## Exercise prompt
Write out the lines from the line containing "Decode this image" through the final line of the listing below, exactly, omitting every other line.

## Stored rows

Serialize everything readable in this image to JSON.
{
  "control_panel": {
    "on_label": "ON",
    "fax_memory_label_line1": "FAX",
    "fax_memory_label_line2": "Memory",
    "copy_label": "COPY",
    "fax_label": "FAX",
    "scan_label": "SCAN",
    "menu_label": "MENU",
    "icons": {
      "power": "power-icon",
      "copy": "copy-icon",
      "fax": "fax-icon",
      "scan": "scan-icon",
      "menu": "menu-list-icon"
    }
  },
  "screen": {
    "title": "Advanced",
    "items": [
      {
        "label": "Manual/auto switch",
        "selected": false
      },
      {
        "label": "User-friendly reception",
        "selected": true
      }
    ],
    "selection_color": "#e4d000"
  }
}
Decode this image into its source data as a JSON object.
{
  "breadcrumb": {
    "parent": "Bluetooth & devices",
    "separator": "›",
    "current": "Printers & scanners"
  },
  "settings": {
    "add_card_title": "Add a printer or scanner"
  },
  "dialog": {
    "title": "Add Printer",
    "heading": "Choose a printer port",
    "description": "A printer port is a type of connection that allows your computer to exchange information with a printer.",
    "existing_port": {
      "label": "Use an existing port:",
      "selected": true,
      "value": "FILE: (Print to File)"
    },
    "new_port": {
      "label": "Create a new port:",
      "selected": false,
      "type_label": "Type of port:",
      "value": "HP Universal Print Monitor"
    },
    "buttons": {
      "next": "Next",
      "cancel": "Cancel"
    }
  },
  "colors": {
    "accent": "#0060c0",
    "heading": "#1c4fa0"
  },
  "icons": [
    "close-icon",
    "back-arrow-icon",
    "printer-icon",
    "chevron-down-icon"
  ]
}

## Response
Decode this image into its source data as a JSON object.
{
  "breadcrumb": {
    "parent": "Bluetooth & devices",
    "separator": "›",
    "current": "Printers & scanners"
  },
  "settings": {
    "add_card_title": "Add a printer or scanner"
  },
  "dialog": {
    "title": "Add Printer",
    "heading": "Choose a printer port",
    "description": "A printer port is a type of connection that allows your computer to exchange information with a printer.",
    "existing_port": {
      "label": "Use an existing port:",
      "selected": true,
      "value": "FILE: (Print to File)"
    },
    "new_port": {
      "label": "Create a new port:",
      "selected": false,
      "type_label": "Type of port:",
      "value": "HP Universal Print Monitor"
    },
    "buttons": {
      "next": "Next",
      "cancel": "Cancel"
    }
  },
  "colors": {
    "accent": "#0060c0",
    "heading": "#1c4fa0"
  },
  "icons": [
    "close-icon",
    "back-arrow-icon",
    "printer-icon",
    "chevron-down-icon"
  ]
}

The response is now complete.